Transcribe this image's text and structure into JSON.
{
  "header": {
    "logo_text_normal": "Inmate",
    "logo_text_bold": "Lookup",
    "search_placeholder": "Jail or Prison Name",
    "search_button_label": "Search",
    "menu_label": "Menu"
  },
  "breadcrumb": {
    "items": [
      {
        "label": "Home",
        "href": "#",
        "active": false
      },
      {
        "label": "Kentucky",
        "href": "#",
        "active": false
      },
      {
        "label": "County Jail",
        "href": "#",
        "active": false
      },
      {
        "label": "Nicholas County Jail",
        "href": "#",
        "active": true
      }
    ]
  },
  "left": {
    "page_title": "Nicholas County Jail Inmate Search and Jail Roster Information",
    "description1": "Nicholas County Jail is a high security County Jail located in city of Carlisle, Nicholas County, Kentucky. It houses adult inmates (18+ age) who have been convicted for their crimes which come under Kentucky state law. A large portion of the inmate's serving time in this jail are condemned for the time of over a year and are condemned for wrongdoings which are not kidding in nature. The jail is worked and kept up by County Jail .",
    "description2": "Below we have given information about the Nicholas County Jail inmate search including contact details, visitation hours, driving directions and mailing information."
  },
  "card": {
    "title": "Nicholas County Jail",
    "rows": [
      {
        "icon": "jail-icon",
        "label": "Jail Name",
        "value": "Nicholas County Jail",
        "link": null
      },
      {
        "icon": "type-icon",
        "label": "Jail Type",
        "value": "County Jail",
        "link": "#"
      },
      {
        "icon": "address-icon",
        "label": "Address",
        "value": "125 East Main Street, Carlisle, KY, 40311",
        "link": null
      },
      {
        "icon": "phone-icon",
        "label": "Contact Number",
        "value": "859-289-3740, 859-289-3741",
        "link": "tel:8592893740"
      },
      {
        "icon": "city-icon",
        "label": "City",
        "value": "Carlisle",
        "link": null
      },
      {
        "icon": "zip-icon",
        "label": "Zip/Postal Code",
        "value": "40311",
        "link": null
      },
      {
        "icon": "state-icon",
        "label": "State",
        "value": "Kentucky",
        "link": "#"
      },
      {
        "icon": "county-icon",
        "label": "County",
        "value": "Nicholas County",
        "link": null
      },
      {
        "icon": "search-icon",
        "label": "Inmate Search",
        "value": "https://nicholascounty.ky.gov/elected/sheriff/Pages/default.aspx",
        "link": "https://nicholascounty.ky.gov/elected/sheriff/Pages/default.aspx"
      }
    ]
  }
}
++++++
== What is needed ==
Lines from the records above that hold "icon" are the ones to list.

== Output of the exercise ==
        "icon": "jail-icon",
        "icon": "type-icon",
        "icon": "address-icon",
        "icon": "phone-icon",
        "icon": "city-icon",
        "icon": "zip-icon",
        "icon": "state-icon",
        "icon": "county-icon",
        "icon": "search-icon",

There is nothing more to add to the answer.